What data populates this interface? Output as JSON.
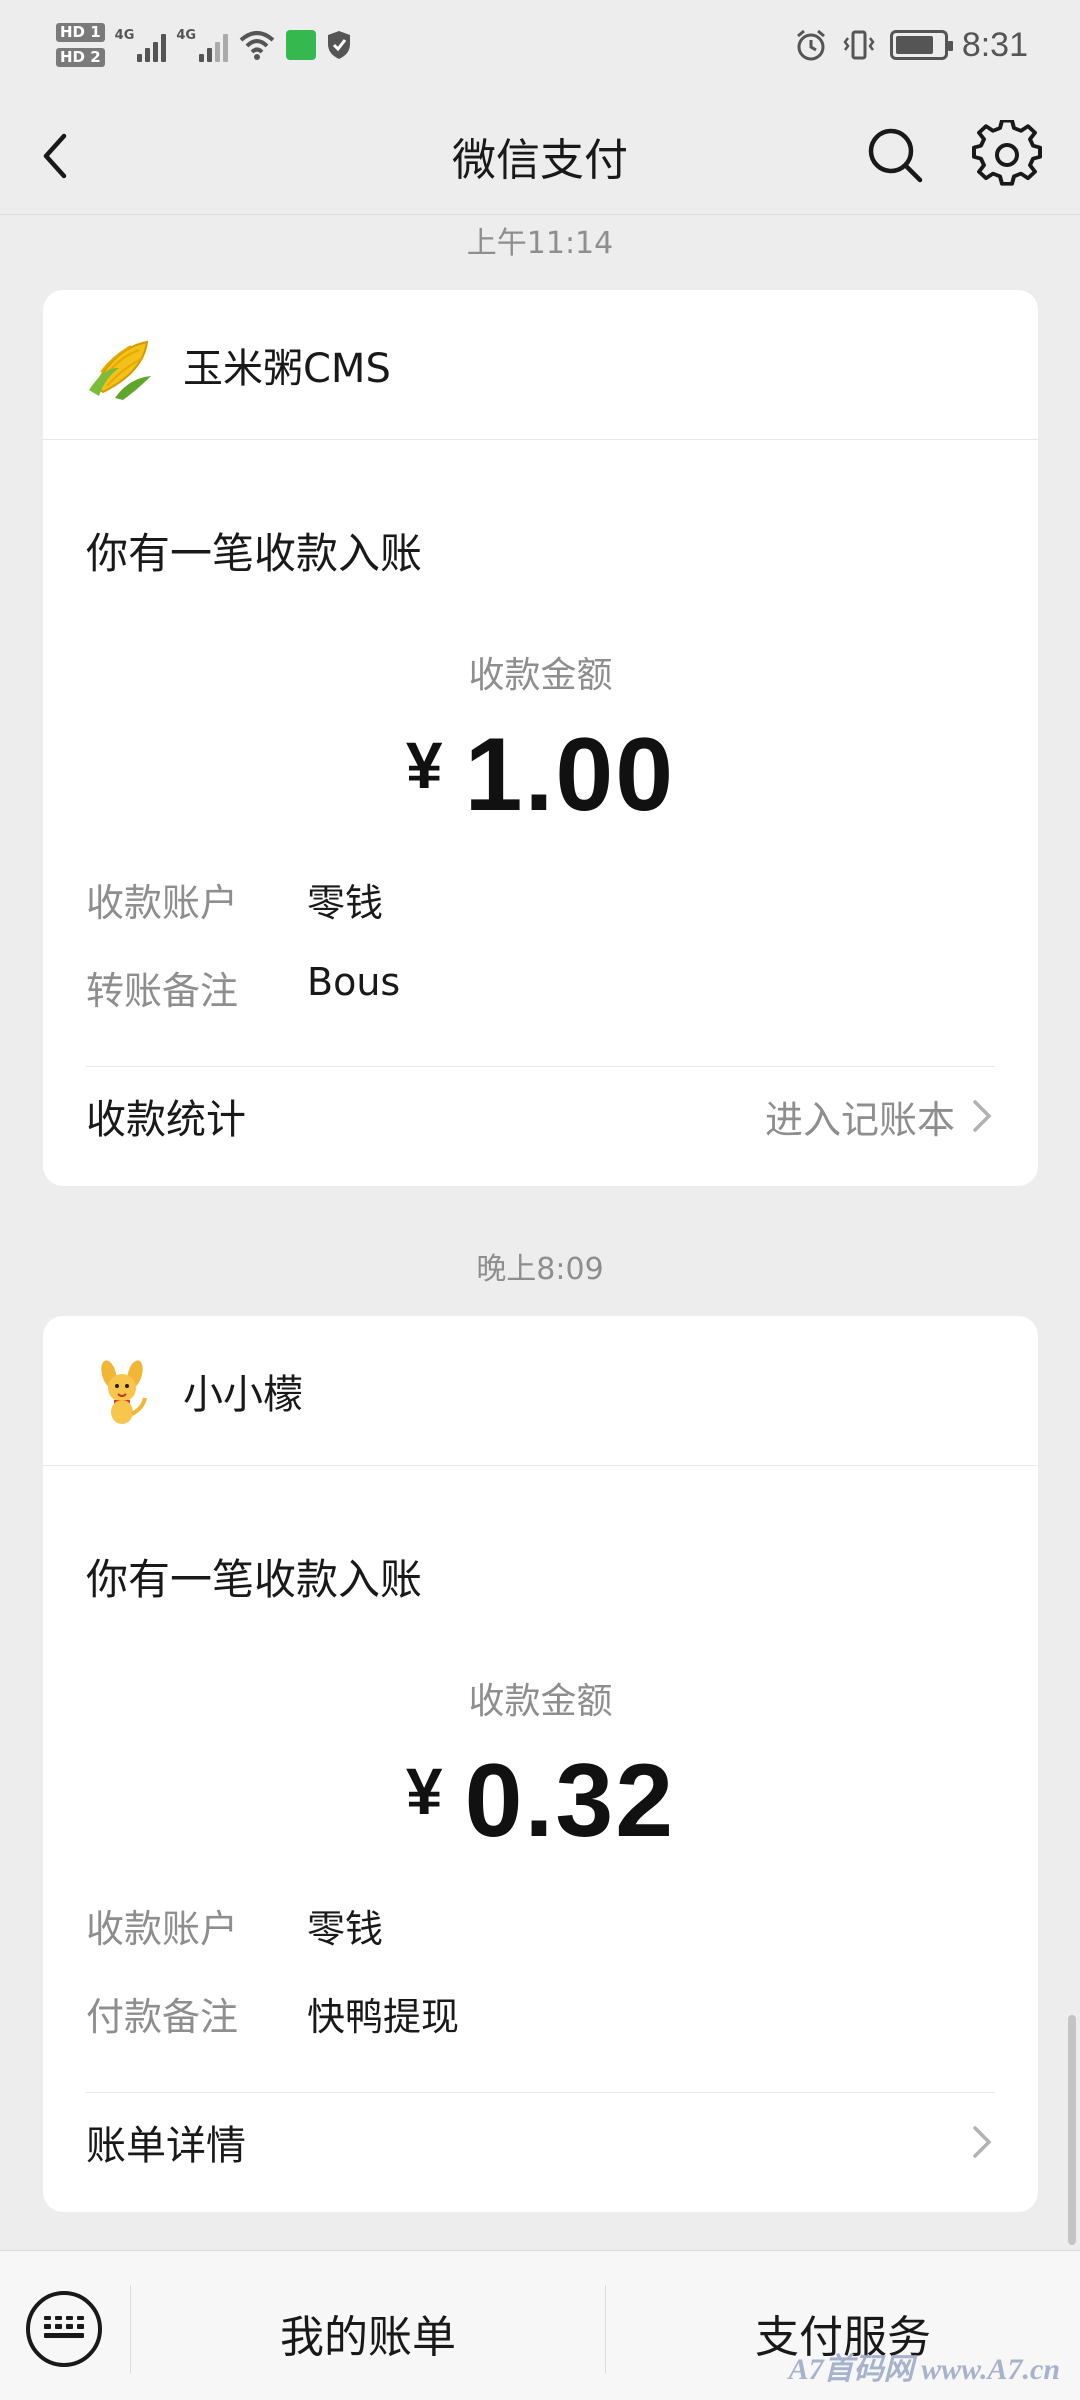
{
  "status_bar": {
    "hd1": "HD 1",
    "hd2": "HD 2",
    "net1": "4G",
    "net2": "4G",
    "time": "8:31",
    "battery_level": 0.8,
    "icons": [
      "signal-icon",
      "wifi-icon",
      "shield-icon",
      "alarm-icon",
      "vibrate-icon",
      "battery-icon"
    ]
  },
  "nav": {
    "title": "微信支付",
    "back_icon": "chevron-left-icon",
    "search_icon": "search-icon",
    "settings_icon": "gear-icon"
  },
  "messages": [
    {
      "time": "上午11:14",
      "merchant": "玉米粥CMS",
      "headline": "你有一笔收款入账",
      "amount_label": "收款金额",
      "currency": "¥",
      "amount": "1.00",
      "rows": [
        {
          "key": "收款账户",
          "value": "零钱"
        },
        {
          "key": "转账备注",
          "value": "Bous"
        }
      ],
      "footer_left": "收款统计",
      "footer_right": "进入记账本"
    },
    {
      "time": "晚上8:09",
      "merchant": "小小檬",
      "headline": "你有一笔收款入账",
      "amount_label": "收款金额",
      "currency": "¥",
      "amount": "0.32",
      "rows": [
        {
          "key": "收款账户",
          "value": "零钱"
        },
        {
          "key": "付款备注",
          "value": "快鸭提现"
        }
      ],
      "footer_left": "账单详情",
      "footer_right": ""
    }
  ],
  "bottom_bar": {
    "keyboard_icon": "keyboard-icon",
    "item1": "我的账单",
    "item2": "支付服务"
  },
  "watermark": "A7首码网 www.A7.cn",
  "colors": {
    "background": "#ededed",
    "card": "#ffffff",
    "muted_text": "#8e8e8e",
    "primary_text": "#191919"
  }
}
***
▶ **Task details**
Above are records with pictures; repeat the records exactly and leave the pictures out.

▶ **Answer to this exercise**
What data populates this interface? Output as JSON.
{
  "status_bar": {
    "hd1": "HD 1",
    "hd2": "HD 2",
    "net1": "4G",
    "net2": "4G",
    "time": "8:31",
    "battery_level": 0.8,
    "icons": [
      "signal-icon",
      "wifi-icon",
      "shield-icon",
      "alarm-icon",
      "vibrate-icon",
      "battery-icon"
    ]
  },
  "nav": {
    "title": "微信支付",
    "back_icon": "chevron-left-icon",
    "search_icon": "search-icon",
    "settings_icon": "gear-icon"
  },
  "messages": [
    {
      "time": "上午11:14",
      "merchant": "玉米粥CMS",
      "headline": "你有一笔收款入账",
      "amount_label": "收款金额",
      "currency": "¥",
      "amount": "1.00",
      "rows": [
        {
          "key": "收款账户",
          "value": "零钱"
        },
        {
          "key": "转账备注",
          "value": "Bous"
        }
      ],
      "footer_left": "收款统计",
      "footer_right": "进入记账本"
    },
    {
      "time": "晚上8:09",
      "merchant": "小小檬",
      "headline": "你有一笔收款入账",
      "amount_label": "收款金额",
      "currency": "¥",
      "amount": "0.32",
      "rows": [
        {
          "key": "收款账户",
          "value": "零钱"
        },
        {
          "key": "付款备注",
          "value": "快鸭提现"
        }
      ],
      "footer_left": "账单详情",
      "footer_right": ""
    }
  ],
  "bottom_bar": {
    "keyboard_icon": "keyboard-icon",
    "item1": "我的账单",
    "item2": "支付服务"
  },
  "watermark": "A7首码网 www.A7.cn",
  "colors": {
    "background": "#ededed",
    "card": "#ffffff",
    "muted_text": "#8e8e8e",
    "primary_text": "#191919"
  }
}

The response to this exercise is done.